__Entries taken from a collection__.

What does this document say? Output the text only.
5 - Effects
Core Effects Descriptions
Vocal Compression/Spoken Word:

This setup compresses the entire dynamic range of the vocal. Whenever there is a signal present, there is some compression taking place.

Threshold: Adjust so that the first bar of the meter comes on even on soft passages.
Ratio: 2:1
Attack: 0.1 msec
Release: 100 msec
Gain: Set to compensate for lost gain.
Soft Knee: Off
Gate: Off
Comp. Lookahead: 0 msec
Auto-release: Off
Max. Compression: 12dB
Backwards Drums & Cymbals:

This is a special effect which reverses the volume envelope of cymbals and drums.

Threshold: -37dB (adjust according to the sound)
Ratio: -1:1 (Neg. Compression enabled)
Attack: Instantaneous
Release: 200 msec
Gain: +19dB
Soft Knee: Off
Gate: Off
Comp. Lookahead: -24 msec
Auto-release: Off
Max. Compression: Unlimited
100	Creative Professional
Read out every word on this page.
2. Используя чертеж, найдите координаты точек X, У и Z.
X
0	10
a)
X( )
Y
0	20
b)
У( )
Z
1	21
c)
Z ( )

__WHAT TO DO__. Gather each line of the listing containing the word "Ratio" and show it.

__OUTPUT__.
Ratio: 2:1
Ratio: -1:1 (Neg. Compression enabled)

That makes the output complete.